» **TASK TO CARRY OUT**:
Copy all the data exactly, except the pictures.

» **STORED DATA**:
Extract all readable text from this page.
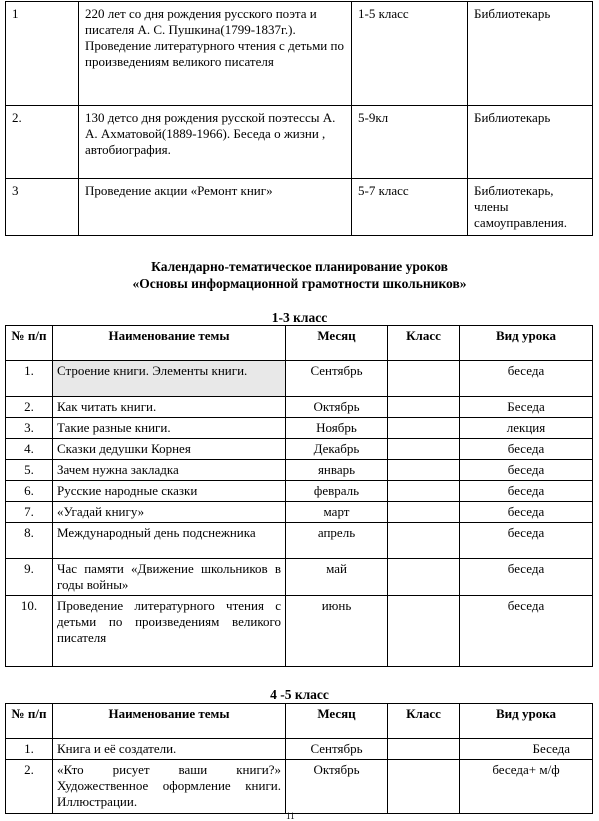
1	220 лет со дня рождения русского поэта и писателя А. С. Пушкина(1799-1837г.). Проведение литературного чтения с детьми по произведениям великого писателя	1-5 класс	Библиотекарь
2.	130 детсо дня рождения русской поэтессы А. А. Ахматовой(1889-1966). Беседа о жизни , автобиография.	5-9кл	Библиотекарь
3	Проведение акции «Ремонт книг»	5-7 класс	Библиотекарь, члены самоуправления.
Календарно-тематическое планирование уроков
«Основы информационной грамотности школьников»
1-3 класс
№ п/п	Наименование темы	Месяц	Класс	Вид урока
1.	Строение книги. Элементы книги.	Сентябрь		беседа
2.	Как читать книги.	Октябрь		Беседа
3.	Такие разные книги.	Ноябрь		лекция
4.	Сказки дедушки Корнея	Декабрь		беседа
5.	Зачем нужна закладка	январь		беседа
6.	Русские народные сказки	февраль		беседа
7.	«Угадай книгу»	март		беседа
8.	Международный день подснежника	апрель		беседа
9.	Час памяти «Движение школьников в годы войны»	май		беседа
10.	Проведение литературного чтения с детьми по произведениям великого писателя	июнь		беседа
4 -5 класс
№ п/п	Наименование темы	Месяц	Класс	Вид урока
1.	Книга и её создатели.	Сентябрь		Беседа
2.	«Кто рисует ваши книги?» Художественное оформление книги. Иллюстрации.	Октябрь		беседа+ м/ф
11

» **RESPONSE TO THE EXERCISE**:
Extract all readable text from this page.
1	220 лет со дня рождения русского поэта и писателя А. С. Пушкина(1799-1837г.). Проведение литературного чтения с детьми по произведениям великого писателя	1-5 класс	Библиотекарь
2.	130 детсо дня рождения русской поэтессы А. А. Ахматовой(1889-1966). Беседа о жизни , автобиография.	5-9кл	Библиотекарь
3	Проведение акции «Ремонт книг»	5-7 класс	Библиотекарь, члены самоуправления.
Календарно-тематическое планирование уроков
«Основы информационной грамотности школьников»
1-3 класс
№ п/п	Наименование темы	Месяц	Класс	Вид урока
1.	Строение книги. Элементы книги.	Сентябрь		беседа
2.	Как читать книги.	Октябрь		Беседа
3.	Такие разные книги.	Ноябрь		лекция
4.	Сказки дедушки Корнея	Декабрь		беседа
5.	Зачем нужна закладка	январь		беседа
6.	Русские народные сказки	февраль		беседа
7.	«Угадай книгу»	март		беседа
8.	Международный день подснежника	апрель		беседа
9.	Час памяти «Движение школьников в годы войны»	май		беседа
10.	Проведение литературного чтения с детьми по произведениям великого писателя	июнь		беседа
4 -5 класс
№ п/п	Наименование темы	Месяц	Класс	Вид урока
1.	Книга и её создатели.	Сентябрь		Беседа
2.	«Кто рисует ваши книги?» Художественное оформление книги. Иллюстрации.	Октябрь		беседа+ м/ф
11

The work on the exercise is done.